Reproduce the lines from the first one up to and including the line that contains "task-label: Prepare Design".

═══ Data provided

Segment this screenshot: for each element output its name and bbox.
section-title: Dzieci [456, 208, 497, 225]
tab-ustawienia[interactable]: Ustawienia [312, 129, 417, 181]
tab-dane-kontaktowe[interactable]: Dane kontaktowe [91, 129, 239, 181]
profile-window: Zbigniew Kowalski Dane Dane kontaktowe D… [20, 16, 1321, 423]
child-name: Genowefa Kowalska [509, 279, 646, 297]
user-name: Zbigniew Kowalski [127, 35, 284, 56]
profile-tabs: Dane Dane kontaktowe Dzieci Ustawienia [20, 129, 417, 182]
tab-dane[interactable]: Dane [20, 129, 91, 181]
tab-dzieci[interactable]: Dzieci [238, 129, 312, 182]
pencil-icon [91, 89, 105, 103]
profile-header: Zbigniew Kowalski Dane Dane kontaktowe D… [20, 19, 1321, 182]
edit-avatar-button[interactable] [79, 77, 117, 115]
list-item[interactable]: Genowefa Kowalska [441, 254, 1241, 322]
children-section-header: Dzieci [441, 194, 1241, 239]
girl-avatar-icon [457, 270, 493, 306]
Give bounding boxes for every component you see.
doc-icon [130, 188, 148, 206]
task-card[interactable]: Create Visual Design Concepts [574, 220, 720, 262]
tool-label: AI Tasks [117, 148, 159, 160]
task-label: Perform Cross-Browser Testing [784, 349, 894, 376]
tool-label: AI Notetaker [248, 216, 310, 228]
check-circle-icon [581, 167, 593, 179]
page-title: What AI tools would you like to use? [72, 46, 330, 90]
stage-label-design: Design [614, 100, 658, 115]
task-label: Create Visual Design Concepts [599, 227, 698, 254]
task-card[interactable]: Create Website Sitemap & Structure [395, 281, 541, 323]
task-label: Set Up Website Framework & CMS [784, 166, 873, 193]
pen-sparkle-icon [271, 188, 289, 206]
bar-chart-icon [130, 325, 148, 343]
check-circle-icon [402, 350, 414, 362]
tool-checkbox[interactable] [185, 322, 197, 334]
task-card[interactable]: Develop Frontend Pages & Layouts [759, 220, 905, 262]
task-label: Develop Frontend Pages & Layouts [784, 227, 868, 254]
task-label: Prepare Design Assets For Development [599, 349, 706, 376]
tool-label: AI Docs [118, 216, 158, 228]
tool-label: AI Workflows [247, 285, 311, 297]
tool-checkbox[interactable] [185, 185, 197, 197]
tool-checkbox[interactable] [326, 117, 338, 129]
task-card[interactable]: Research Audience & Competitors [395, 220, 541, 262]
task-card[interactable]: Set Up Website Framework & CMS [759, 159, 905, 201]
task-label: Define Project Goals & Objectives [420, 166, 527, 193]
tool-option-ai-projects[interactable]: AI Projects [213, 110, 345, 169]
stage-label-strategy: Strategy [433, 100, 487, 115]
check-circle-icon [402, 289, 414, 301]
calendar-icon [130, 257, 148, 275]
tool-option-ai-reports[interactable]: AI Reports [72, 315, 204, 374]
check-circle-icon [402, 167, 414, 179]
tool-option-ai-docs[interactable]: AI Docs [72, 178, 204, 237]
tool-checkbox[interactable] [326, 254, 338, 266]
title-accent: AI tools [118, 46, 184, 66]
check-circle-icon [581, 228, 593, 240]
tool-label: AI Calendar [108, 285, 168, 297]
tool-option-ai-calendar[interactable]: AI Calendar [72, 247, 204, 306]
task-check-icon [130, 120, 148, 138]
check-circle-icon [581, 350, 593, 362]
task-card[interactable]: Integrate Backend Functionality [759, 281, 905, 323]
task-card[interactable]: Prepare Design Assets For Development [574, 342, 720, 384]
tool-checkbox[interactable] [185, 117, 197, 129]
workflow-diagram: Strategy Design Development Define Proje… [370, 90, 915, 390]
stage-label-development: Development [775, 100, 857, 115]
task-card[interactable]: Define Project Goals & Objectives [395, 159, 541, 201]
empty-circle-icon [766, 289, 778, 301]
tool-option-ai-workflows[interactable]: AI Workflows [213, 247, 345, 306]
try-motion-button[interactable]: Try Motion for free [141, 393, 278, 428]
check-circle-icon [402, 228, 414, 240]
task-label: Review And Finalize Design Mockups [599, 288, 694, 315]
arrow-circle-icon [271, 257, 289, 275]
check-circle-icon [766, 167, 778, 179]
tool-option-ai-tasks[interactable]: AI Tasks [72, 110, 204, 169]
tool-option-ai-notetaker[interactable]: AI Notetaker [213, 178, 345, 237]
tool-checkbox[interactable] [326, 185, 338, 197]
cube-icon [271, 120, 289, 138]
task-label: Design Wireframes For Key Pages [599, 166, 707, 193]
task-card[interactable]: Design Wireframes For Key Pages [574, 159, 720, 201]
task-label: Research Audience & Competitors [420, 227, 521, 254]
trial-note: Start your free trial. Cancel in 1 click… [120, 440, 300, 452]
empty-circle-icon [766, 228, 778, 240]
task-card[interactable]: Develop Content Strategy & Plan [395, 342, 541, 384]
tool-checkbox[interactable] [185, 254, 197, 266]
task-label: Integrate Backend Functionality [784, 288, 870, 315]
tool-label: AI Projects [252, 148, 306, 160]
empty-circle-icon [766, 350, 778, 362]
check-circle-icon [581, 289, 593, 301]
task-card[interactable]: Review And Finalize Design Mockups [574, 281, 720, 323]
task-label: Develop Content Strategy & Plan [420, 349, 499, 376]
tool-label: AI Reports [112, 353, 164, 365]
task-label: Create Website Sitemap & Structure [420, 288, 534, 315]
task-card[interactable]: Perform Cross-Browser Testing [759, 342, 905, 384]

══════

> [Complete output]
Segment this screenshot: for each element output its name and bbox.
section-title: Dzieci [456, 208, 497, 225]
tab-ustawienia[interactable]: Ustawienia [312, 129, 417, 181]
tab-dane-kontaktowe[interactable]: Dane kontaktowe [91, 129, 239, 181]
profile-window: Zbigniew Kowalski Dane Dane kontaktowe D… [20, 16, 1321, 423]
child-name: Genowefa Kowalska [509, 279, 646, 297]
user-name: Zbigniew Kowalski [127, 35, 284, 56]
profile-tabs: Dane Dane kontaktowe Dzieci Ustawienia [20, 129, 417, 182]
tab-dane[interactable]: Dane [20, 129, 91, 181]
tab-dzieci[interactable]: Dzieci [238, 129, 312, 182]
pencil-icon [91, 89, 105, 103]
profile-header: Zbigniew Kowalski Dane Dane kontaktowe D… [20, 19, 1321, 182]
edit-avatar-button[interactable] [79, 77, 117, 115]
list-item[interactable]: Genowefa Kowalska [441, 254, 1241, 322]
children-section-header: Dzieci [441, 194, 1241, 239]
girl-avatar-icon [457, 270, 493, 306]
Give bounding boxes for every component you see.
doc-icon [130, 188, 148, 206]
task-card[interactable]: Create Visual Design Concepts [574, 220, 720, 262]
tool-label: AI Tasks [117, 148, 159, 160]
task-label: Perform Cross-Browser Testing [784, 349, 894, 376]
tool-label: AI Notetaker [248, 216, 310, 228]
check-circle-icon [581, 167, 593, 179]
page-title: What AI tools would you like to use? [72, 46, 330, 90]
stage-label-design: Design [614, 100, 658, 115]
task-label: Create Visual Design Concepts [599, 227, 698, 254]
task-card[interactable]: Create Website Sitemap & Structure [395, 281, 541, 323]
task-label: Set Up Website Framework & CMS [784, 166, 873, 193]
pen-sparkle-icon [271, 188, 289, 206]
bar-chart-icon [130, 325, 148, 343]
check-circle-icon [402, 350, 414, 362]
tool-checkbox[interactable] [185, 322, 197, 334]
task-card[interactable]: Develop Frontend Pages & Layouts [759, 220, 905, 262]
task-label: Develop Frontend Pages & Layouts [784, 227, 868, 254]
task-label: Prepare Design Assets For Development [599, 349, 706, 376]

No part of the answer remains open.